### [Dataset rows]

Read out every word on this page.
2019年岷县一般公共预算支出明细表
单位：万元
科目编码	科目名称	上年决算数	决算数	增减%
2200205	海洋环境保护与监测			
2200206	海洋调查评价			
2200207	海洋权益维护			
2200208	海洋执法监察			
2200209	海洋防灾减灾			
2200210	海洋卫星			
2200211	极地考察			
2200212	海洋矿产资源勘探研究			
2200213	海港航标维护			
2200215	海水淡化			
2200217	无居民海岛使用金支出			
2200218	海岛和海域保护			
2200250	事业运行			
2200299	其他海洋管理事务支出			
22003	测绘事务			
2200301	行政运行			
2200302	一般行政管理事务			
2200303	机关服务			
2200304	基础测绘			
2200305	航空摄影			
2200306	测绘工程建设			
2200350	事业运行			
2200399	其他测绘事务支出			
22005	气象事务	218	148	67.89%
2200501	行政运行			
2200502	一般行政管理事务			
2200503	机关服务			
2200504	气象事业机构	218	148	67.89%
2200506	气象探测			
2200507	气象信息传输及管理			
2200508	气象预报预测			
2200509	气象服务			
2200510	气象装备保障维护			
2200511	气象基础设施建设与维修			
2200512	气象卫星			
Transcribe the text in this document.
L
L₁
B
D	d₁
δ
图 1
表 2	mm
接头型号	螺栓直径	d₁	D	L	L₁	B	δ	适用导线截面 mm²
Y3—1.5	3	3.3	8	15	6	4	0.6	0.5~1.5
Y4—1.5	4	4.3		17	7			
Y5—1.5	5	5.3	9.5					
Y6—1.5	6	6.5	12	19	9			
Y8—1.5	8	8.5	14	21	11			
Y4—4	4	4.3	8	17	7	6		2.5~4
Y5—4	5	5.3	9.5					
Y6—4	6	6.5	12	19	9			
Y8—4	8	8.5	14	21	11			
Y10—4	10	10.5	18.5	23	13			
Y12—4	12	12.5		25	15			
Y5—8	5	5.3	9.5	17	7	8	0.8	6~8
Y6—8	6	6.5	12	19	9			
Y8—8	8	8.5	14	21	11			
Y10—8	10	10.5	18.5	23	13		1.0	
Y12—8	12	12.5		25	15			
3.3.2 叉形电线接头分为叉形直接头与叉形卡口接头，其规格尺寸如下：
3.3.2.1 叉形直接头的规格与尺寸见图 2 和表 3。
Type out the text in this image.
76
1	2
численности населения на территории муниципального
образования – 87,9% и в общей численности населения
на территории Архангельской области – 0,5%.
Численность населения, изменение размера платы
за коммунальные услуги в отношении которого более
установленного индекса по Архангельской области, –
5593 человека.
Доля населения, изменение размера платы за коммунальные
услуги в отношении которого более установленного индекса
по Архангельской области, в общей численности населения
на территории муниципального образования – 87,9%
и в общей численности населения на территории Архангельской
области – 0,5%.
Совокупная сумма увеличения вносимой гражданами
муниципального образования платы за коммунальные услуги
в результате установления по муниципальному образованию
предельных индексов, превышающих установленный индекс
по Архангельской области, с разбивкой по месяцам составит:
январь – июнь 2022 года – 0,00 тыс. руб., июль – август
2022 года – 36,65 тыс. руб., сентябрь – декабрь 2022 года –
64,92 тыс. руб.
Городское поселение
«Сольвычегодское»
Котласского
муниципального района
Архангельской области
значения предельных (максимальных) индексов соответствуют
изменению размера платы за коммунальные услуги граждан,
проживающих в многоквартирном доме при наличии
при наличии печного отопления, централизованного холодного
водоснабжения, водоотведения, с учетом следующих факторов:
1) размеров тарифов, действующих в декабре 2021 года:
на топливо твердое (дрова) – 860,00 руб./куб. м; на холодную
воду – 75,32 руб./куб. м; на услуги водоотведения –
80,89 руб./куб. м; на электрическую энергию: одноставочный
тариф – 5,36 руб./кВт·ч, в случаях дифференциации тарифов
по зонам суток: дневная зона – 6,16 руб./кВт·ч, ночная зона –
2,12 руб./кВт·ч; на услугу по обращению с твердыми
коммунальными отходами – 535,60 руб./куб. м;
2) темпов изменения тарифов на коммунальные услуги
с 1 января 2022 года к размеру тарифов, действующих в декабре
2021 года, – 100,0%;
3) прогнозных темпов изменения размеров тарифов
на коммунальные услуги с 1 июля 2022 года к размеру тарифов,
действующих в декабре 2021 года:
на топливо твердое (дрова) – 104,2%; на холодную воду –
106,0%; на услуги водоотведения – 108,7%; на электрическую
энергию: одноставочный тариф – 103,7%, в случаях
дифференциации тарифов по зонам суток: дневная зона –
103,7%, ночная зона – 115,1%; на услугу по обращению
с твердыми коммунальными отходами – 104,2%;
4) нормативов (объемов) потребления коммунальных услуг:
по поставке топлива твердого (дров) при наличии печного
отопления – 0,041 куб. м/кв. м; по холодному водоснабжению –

### [Problem statement]
Within the data above, count the lines that contain the string "случаях"; the reply is the number alone.

### [Solution]
2